* Input for this task *
○ ○ ○ ○ ○
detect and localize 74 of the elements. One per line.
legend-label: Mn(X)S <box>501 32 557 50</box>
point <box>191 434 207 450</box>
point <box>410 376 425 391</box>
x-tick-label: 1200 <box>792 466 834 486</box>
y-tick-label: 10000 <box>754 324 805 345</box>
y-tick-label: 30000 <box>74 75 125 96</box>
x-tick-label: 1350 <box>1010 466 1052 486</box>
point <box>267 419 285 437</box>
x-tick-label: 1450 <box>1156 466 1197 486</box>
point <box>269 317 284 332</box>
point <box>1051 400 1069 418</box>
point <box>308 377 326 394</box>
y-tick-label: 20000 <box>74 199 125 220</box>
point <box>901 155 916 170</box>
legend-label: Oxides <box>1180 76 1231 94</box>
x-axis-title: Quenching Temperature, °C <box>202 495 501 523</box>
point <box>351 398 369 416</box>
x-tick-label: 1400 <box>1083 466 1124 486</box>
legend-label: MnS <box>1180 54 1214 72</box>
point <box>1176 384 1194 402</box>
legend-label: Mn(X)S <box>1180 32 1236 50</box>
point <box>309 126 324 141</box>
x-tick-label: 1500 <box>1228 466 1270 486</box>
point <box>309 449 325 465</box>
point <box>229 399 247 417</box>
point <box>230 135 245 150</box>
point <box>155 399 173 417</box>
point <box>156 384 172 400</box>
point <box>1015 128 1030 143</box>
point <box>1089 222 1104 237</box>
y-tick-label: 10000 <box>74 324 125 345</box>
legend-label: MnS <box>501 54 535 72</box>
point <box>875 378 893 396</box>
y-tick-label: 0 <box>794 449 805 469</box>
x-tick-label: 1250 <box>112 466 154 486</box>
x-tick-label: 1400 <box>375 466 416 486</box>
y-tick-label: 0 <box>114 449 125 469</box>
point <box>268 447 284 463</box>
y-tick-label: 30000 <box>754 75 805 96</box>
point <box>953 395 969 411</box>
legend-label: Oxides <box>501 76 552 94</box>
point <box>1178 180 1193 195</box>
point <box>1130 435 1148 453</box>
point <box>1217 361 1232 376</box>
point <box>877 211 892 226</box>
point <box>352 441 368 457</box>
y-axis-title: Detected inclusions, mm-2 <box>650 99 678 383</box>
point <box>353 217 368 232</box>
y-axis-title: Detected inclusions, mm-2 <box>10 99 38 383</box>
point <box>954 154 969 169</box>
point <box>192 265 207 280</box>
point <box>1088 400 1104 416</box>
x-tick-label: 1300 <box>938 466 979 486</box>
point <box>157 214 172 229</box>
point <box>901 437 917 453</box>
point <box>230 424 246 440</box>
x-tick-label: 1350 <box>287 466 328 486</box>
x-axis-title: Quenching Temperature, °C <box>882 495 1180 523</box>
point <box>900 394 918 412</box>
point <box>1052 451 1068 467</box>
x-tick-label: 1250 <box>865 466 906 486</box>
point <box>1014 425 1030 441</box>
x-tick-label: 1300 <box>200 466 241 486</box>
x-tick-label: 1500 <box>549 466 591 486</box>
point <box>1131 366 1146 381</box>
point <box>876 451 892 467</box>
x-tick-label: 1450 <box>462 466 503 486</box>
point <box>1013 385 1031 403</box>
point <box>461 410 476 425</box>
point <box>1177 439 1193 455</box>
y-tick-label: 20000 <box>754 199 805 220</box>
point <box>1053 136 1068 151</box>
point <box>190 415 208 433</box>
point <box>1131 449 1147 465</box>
○ ○ ○ ○ ○
* Task details *
Repeat the whole listing above word for word, keeping every line in its original order.

* Exercise output *
detect and localize 74 of the elements. One per line.
legend-label: Mn(X)S <box>501 32 557 50</box>
point <box>191 434 207 450</box>
point <box>410 376 425 391</box>
x-tick-label: 1200 <box>792 466 834 486</box>
y-tick-label: 10000 <box>754 324 805 345</box>
y-tick-label: 30000 <box>74 75 125 96</box>
x-tick-label: 1350 <box>1010 466 1052 486</box>
point <box>267 419 285 437</box>
x-tick-label: 1450 <box>1156 466 1197 486</box>
point <box>269 317 284 332</box>
point <box>1051 400 1069 418</box>
point <box>308 377 326 394</box>
y-tick-label: 20000 <box>74 199 125 220</box>
point <box>901 155 916 170</box>
legend-label: Oxides <box>1180 76 1231 94</box>
x-axis-title: Quenching Temperature, °C <box>202 495 501 523</box>
point <box>351 398 369 416</box>
x-tick-label: 1400 <box>1083 466 1124 486</box>
legend-label: MnS <box>1180 54 1214 72</box>
point <box>1176 384 1194 402</box>
legend-label: Mn(X)S <box>1180 32 1236 50</box>
point <box>309 126 324 141</box>
x-tick-label: 1500 <box>1228 466 1270 486</box>
point <box>309 449 325 465</box>
point <box>229 399 247 417</box>
point <box>230 135 245 150</box>
point <box>155 399 173 417</box>
point <box>156 384 172 400</box>
point <box>1015 128 1030 143</box>
point <box>1089 222 1104 237</box>
y-tick-label: 10000 <box>74 324 125 345</box>
legend-label: MnS <box>501 54 535 72</box>
point <box>875 378 893 396</box>
y-tick-label: 0 <box>794 449 805 469</box>
x-tick-label: 1250 <box>112 466 154 486</box>
x-tick-label: 1400 <box>375 466 416 486</box>
y-tick-label: 0 <box>114 449 125 469</box>
point <box>268 447 284 463</box>
y-tick-label: 30000 <box>754 75 805 96</box>
point <box>953 395 969 411</box>
legend-label: Oxides <box>501 76 552 94</box>
point <box>1178 180 1193 195</box>
point <box>1130 435 1148 453</box>
point <box>1217 361 1232 376</box>
point <box>877 211 892 226</box>
point <box>352 441 368 457</box>
y-axis-title: Detected inclusions, mm-2 <box>650 99 678 383</box>
point <box>353 217 368 232</box>
y-axis-title: Detected inclusions, mm-2 <box>10 99 38 383</box>
point <box>954 154 969 169</box>
point <box>192 265 207 280</box>
point <box>1088 400 1104 416</box>
x-tick-label: 1300 <box>938 466 979 486</box>
point <box>157 214 172 229</box>
point <box>901 437 917 453</box>
point <box>230 424 246 440</box>
x-tick-label: 1350 <box>287 466 328 486</box>
x-axis-title: Quenching Temperature, °C <box>882 495 1180 523</box>
point <box>900 394 918 412</box>
point <box>1052 451 1068 467</box>
x-tick-label: 1250 <box>865 466 906 486</box>
point <box>1014 425 1030 441</box>
x-tick-label: 1300 <box>200 466 241 486</box>
x-tick-label: 1500 <box>549 466 591 486</box>
point <box>1131 366 1146 381</box>
point <box>876 451 892 467</box>
x-tick-label: 1450 <box>462 466 503 486</box>
point <box>1013 385 1031 403</box>
point <box>461 410 476 425</box>
point <box>1177 439 1193 455</box>
y-tick-label: 20000 <box>754 199 805 220</box>
point <box>1053 136 1068 151</box>
point <box>190 415 208 433</box>
point <box>1131 449 1147 465</box>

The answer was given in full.